Instructions to follow -> Would you transcribe all of the data exactly, down to the last character?

Material for this exercise ->
= = = =

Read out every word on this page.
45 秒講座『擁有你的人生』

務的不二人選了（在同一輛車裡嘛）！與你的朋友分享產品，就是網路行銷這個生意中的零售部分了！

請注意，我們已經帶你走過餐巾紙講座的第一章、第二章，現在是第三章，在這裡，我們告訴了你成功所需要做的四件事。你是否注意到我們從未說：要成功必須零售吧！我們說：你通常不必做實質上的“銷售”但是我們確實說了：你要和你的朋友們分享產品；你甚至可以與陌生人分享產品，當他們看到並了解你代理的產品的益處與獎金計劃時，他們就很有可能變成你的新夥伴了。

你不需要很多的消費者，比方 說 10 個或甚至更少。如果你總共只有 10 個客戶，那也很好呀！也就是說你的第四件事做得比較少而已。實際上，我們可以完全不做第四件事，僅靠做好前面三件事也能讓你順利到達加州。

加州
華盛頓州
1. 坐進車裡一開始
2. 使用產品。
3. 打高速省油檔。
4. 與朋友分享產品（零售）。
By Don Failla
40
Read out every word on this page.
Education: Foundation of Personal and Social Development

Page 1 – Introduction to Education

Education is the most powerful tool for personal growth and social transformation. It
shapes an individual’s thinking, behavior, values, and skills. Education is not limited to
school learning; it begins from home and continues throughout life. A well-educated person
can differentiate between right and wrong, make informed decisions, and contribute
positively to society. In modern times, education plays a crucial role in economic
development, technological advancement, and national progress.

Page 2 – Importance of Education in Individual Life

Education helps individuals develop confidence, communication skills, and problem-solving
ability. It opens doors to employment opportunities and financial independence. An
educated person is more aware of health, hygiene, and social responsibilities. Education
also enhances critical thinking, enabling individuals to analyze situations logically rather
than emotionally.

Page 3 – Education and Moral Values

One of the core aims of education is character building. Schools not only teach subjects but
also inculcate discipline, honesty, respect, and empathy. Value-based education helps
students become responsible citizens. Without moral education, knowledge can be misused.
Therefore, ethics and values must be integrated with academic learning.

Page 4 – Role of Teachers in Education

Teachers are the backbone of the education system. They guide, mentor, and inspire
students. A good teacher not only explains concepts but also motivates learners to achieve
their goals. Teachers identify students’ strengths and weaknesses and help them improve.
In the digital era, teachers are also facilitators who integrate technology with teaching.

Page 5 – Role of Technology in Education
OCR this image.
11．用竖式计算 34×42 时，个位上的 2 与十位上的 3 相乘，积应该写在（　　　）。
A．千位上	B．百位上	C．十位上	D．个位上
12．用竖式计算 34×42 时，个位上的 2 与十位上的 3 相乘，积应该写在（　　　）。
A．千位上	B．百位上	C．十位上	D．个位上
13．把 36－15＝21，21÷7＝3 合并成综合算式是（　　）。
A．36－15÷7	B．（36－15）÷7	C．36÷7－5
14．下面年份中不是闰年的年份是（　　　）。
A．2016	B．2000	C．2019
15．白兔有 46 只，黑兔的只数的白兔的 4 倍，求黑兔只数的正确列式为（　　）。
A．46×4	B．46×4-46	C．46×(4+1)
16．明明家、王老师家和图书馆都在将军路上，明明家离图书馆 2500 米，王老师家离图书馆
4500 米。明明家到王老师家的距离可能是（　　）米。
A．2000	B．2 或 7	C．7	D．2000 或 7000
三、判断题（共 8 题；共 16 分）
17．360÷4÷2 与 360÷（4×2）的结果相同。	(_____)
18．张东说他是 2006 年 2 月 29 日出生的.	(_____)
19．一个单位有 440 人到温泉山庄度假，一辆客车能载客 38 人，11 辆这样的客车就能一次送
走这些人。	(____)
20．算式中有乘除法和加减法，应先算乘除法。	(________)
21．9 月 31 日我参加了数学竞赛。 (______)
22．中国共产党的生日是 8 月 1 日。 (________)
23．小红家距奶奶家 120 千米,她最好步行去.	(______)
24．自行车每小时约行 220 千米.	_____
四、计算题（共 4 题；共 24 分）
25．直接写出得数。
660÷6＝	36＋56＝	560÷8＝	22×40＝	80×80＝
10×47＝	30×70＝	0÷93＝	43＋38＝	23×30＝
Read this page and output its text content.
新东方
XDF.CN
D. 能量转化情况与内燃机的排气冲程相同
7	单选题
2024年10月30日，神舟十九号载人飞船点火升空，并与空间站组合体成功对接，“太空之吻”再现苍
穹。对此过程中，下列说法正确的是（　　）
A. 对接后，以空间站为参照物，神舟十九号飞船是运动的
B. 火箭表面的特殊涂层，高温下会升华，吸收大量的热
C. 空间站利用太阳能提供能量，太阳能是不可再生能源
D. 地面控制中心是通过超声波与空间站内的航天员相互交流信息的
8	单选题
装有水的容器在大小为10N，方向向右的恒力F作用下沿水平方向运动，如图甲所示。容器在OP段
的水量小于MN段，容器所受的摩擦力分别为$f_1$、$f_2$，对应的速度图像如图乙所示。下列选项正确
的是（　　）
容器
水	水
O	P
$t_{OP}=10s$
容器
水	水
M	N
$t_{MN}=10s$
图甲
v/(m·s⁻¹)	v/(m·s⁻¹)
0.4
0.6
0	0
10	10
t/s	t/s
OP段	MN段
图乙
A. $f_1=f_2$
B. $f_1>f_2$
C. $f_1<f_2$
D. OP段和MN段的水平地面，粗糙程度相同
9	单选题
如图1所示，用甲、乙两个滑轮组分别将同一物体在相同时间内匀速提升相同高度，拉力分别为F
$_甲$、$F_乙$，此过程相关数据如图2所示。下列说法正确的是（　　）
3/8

= = = =

Answer to the exercise ->
Read out every word on this page.
45 秒講座『擁有你的人生』

務的不二人選了（在同一輛車裡嘛）！與你的朋友分享產品，就是網路行銷這個生意中的零售部分了！

請注意，我們已經帶你走過餐巾紙講座的第一章、第二章，現在是第三章，在這裡，我們告訴了你成功所需要做的四件事。你是否注意到我們從未說：要成功必須零售吧！我們說：你通常不必做實質上的“銷售”但是我們確實說了：你要和你的朋友們分享產品；你甚至可以與陌生人分享產品，當他們看到並了解你代理的產品的益處與獎金計劃時，他們就很有可能變成你的新夥伴了。

你不需要很多的消費者，比方 說 10 個或甚至更少。如果你總共只有 10 個客戶，那也很好呀！也就是說你的第四件事做得比較少而已。實際上，我們可以完全不做第四件事，僅靠做好前面三件事也能讓你順利到達加州。

加州
華盛頓州
1. 坐進車裡一開始
2. 使用產品。
3. 打高速省油檔。
4. 與朋友分享產品（零售）。
By Don Failla
40
Read out every word on this page.
Education: Foundation of Personal and Social Development

Page 1 – Introduction to Education

Education is the most powerful tool for personal growth and social transformation. It
shapes an individual’s thinking, behavior, values, and skills. Education is not limited to
school learning; it begins from home and continues throughout life. A well-educated person
can differentiate between right and wrong, make informed decisions, and contribute
positively to society. In modern times, education plays a crucial role in economic
development, technological advancement, and national progress.

Page 2 – Importance of Education in Individual Life

Education helps individuals develop confidence, communication skills, and problem-solving
ability. It opens doors to employment opportunities and financial independence. An
educated person is more aware of health, hygiene, and social responsibilities. Education
also enhances critical thinking, enabling individuals to analyze situations logically rather
than emotionally.

Page 3 – Education and Moral Values

One of the core aims of education is character building. Schools not only teach subjects but
also inculcate discipline, honesty, respect, and empathy. Value-based education helps
students become responsible citizens. Without moral education, knowledge can be misused.
Therefore, ethics and values must be integrated with academic learning.

Page 4 – Role of Teachers in Education

Teachers are the backbone of the education system. They guide, mentor, and inspire
students. A good teacher not only explains concepts but also motivates learners to achieve
their goals. Teachers identify students’ strengths and weaknesses and help them improve.
In the digital era, teachers are also facilitators who integrate technology with teaching.

Page 5 – Role of Technology in Education
OCR this image.
11．用竖式计算 34×42 时，个位上的 2 与十位上的 3 相乘，积应该写在（　　　）。
A．千位上	B．百位上	C．十位上	D．个位上
12．用竖式计算 34×42 时，个位上的 2 与十位上的 3 相乘，积应该写在（　　　）。
A．千位上	B．百位上	C．十位上	D．个位上
13．把 36－15＝21，21÷7＝3 合并成综合算式是（　　）。
A．36－15÷7	B．（36－15）÷7	C．36÷7－5
14．下面年份中不是闰年的年份是（　　　）。
A．2016	B．2000	C．2019
15．白兔有 46 只，黑兔的只数的白兔的 4 倍，求黑兔只数的正确列式为（　　）。
A．46×4	B．46×4-46	C．46×(4+1)
16．明明家、王老师家和图书馆都在将军路上，明明家离图书馆 2500 米，王老师家离图书馆
4500 米。明明家到王老师家的距离可能是（　　）米。
A．2000	B．2 或 7	C．7	D．2000 或 7000
三、判断题（共 8 题；共 16 分）
17．360÷4÷2 与 360÷（4×2）的结果相同。	(_____)
18．张东说他是 2006 年 2 月 29 日出生的.	(_____)
19．一个单位有 440 人到温泉山庄度假，一辆客车能载客 38 人，11 辆这样的客车就能一次送
走这些人。	(____)
20．算式中有乘除法和加减法，应先算乘除法。	(________)
21．9 月 31 日我参加了数学竞赛。 (______)
22．中国共产党的生日是 8 月 1 日。 (________)
23．小红家距奶奶家 120 千米,她最好步行去.	(______)
24．自行车每小时约行 220 千米.	_____
四、计算题（共 4 题；共 24 分）
25．直接写出得数。
660÷6＝	36＋56＝	560÷8＝	22×40＝	80×80＝
10×47＝	30×70＝	0÷93＝	43＋38＝	23×30＝
Read this page and output its text content.
新东方
XDF.CN
D. 能量转化情况与内燃机的排气冲程相同
7	单选题
2024年10月30日，神舟十九号载人飞船点火升空，并与空间站组合体成功对接，“太空之吻”再现苍
穹。对此过程中，下列说法正确的是（　　）
A. 对接后，以空间站为参照物，神舟十九号飞船是运动的
B. 火箭表面的特殊涂层，高温下会升华，吸收大量的热
C. 空间站利用太阳能提供能量，太阳能是不可再生能源
D. 地面控制中心是通过超声波与空间站内的航天员相互交流信息的
8	单选题
装有水的容器在大小为10N，方向向右的恒力F作用下沿水平方向运动，如图甲所示。容器在OP段
的水量小于MN段，容器所受的摩擦力分别为$f_1$、$f_2$，对应的速度图像如图乙所示。下列选项正确
的是（　　）
容器
水	水
O	P
$t_{OP}=10s$
容器
水	水
M	N
$t_{MN}=10s$
图甲
v/(m·s⁻¹)	v/(m·s⁻¹)
0.4
0.6
0	0
10	10
t/s	t/s
OP段	MN段
图乙
A. $f_1=f_2$
B. $f_1>f_2$
C. $f_1<f_2$
D. OP段和MN段的水平地面，粗糙程度相同
9	单选题
如图1所示，用甲、乙两个滑轮组分别将同一物体在相同时间内匀速提升相同高度，拉力分别为F
$_甲$、$F_乙$，此过程相关数据如图2所示。下列说法正确的是（　　）
3/8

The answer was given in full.